- _Records contained in a dataset_:
____________________

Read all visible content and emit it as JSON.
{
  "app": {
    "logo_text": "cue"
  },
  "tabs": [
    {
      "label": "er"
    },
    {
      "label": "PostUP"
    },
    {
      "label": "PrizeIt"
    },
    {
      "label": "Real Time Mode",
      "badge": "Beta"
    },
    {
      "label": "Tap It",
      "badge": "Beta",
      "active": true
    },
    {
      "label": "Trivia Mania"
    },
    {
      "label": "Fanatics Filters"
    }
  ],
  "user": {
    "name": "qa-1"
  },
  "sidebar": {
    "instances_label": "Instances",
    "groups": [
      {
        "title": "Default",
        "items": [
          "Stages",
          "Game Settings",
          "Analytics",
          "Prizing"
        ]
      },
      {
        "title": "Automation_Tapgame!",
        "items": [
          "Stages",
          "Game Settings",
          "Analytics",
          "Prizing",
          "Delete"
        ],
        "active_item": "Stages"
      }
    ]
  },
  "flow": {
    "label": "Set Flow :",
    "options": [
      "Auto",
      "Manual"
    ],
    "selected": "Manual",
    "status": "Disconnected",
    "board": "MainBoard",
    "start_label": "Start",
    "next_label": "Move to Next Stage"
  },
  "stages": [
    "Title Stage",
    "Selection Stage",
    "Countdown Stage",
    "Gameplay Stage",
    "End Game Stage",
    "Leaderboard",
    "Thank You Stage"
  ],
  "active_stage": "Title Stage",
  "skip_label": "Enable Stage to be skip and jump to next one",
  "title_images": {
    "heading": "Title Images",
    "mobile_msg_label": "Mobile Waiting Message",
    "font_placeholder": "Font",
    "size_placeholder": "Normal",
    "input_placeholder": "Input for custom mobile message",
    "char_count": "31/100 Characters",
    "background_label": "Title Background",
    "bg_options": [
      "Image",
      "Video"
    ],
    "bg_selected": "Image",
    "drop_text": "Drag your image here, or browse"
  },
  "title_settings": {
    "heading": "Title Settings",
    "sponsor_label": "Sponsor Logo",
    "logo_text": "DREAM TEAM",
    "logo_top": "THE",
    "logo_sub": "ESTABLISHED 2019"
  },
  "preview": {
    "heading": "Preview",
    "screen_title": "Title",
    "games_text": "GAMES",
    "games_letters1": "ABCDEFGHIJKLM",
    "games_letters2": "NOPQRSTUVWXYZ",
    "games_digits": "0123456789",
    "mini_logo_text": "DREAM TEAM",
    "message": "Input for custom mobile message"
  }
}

____________________

- _Written task_:
Show all lines from the listing above in which "heading" appears.

- _Result of this exercise_:
    "heading": "Title Images",
    "heading": "Title Settings",
    "heading": "Preview",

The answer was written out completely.